## [Records supplied]
(begin)

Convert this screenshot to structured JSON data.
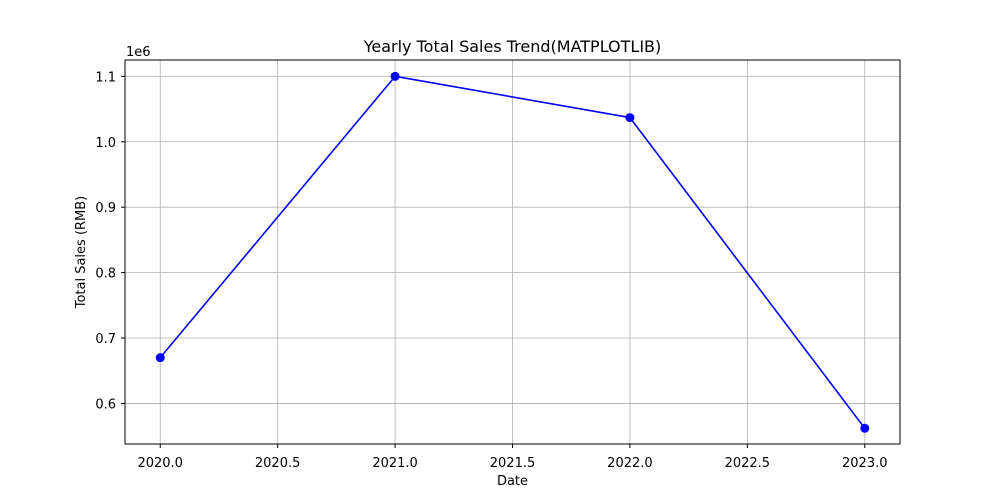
{
  "chart_data": {
    "type": "line",
    "title": "Yearly Total Sales Trend(MATPLOTLIB)",
    "xlabel": "Date",
    "ylabel": "Total Sales (RMB)",
    "y_offset_text": "1e6",
    "x": [
      2020.0,
      2021.0,
      2022.0,
      2023.0
    ],
    "series": [
      {
        "values": [
          670000,
          1100000,
          1037000,
          562000
        ],
        "color": "#0000ff",
        "marker": "circle"
      }
    ],
    "xlim": [
      2019.85,
      2023.15
    ],
    "ylim": [
      0.538,
      1.125
    ],
    "y_scale_factor": 1000000,
    "x_ticks": [
      2020.0,
      2020.5,
      2021.0,
      2021.5,
      2022.0,
      2022.5,
      2023.0
    ],
    "x_tick_labels": [
      "2020.0",
      "2020.5",
      "2021.0",
      "2021.5",
      "2022.0",
      "2022.5",
      "2023.0"
    ],
    "y_ticks": [
      0.6,
      0.7,
      0.8,
      0.9,
      1.0,
      1.1
    ],
    "y_tick_labels": [
      "0.6",
      "0.7",
      "0.8",
      "0.9",
      "1.0",
      "1.1"
    ],
    "grid": true,
    "grid_color": "#b0b0b0",
    "legend": false
  }
}
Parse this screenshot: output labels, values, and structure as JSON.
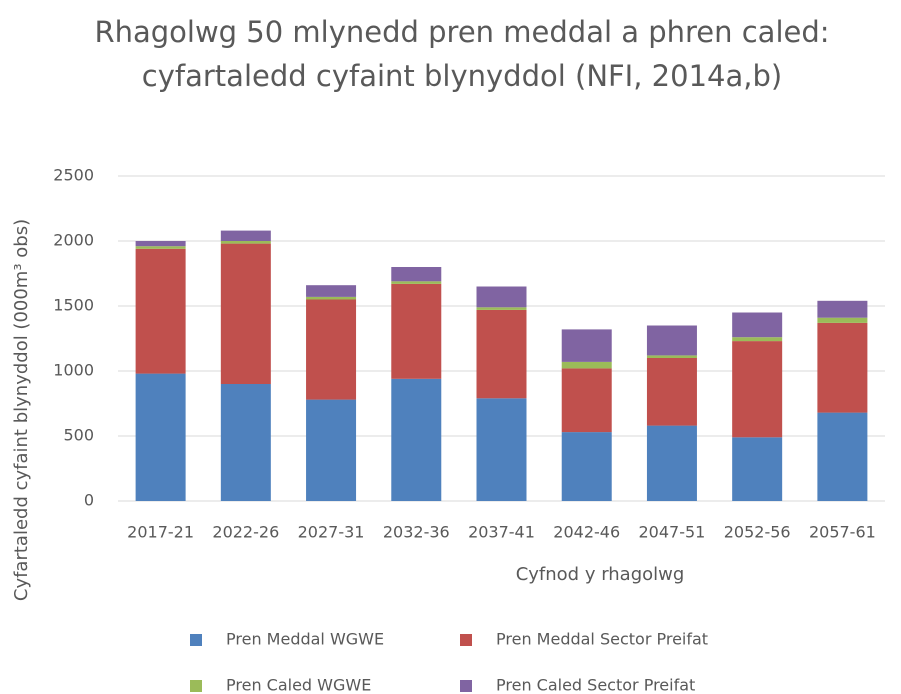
{
  "chart_data": {
    "type": "stacked_bar",
    "title": "Rhagolwg 50 mlynedd pren meddal a phren caled: cyfartaledd cyfaint blynyddol (NFI, 2014a,b)",
    "x_label": "Cyfnod y rhagolwg",
    "y_label": "Cyfartaledd cyfaint blynyddol (000m³ obs)",
    "categories": [
      "2017-21",
      "2022-26",
      "2027-31",
      "2032-36",
      "2037-41",
      "2042-46",
      "2047-51",
      "2052-56",
      "2057-61"
    ],
    "series": [
      {
        "name": "Pren Meddal WGWE",
        "color": "#4f81bd",
        "values": [
          980,
          900,
          780,
          940,
          790,
          530,
          580,
          490,
          680
        ]
      },
      {
        "name": "Pren Meddal Sector Preifat",
        "color": "#c0504d",
        "values": [
          960,
          1080,
          770,
          730,
          680,
          490,
          520,
          740,
          690
        ]
      },
      {
        "name": "Pren Caled WGWE",
        "color": "#9bbb59",
        "values": [
          20,
          20,
          20,
          20,
          20,
          50,
          20,
          30,
          40
        ]
      },
      {
        "name": "Pren Caled Sector Preifat",
        "color": "#8064a2",
        "values": [
          40,
          80,
          90,
          110,
          160,
          250,
          230,
          190,
          130
        ]
      }
    ],
    "ylim": [
      0,
      2500
    ],
    "yticks": [
      0,
      500,
      1000,
      1500,
      2000,
      2500
    ],
    "grid": true,
    "legend": "bottom"
  }
}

(end)

## [The request]
Where a line in the material above holds "title", copy that line.

## [Answer for the task]
    "title": "Yearly Total Sales Trend(MATPLOTLIB)",
    "title": "Rhagolwg 50 mlynedd pren meddal a phren caled: cyfartaledd cyfaint blynyddol (NFI, 2014a,b)",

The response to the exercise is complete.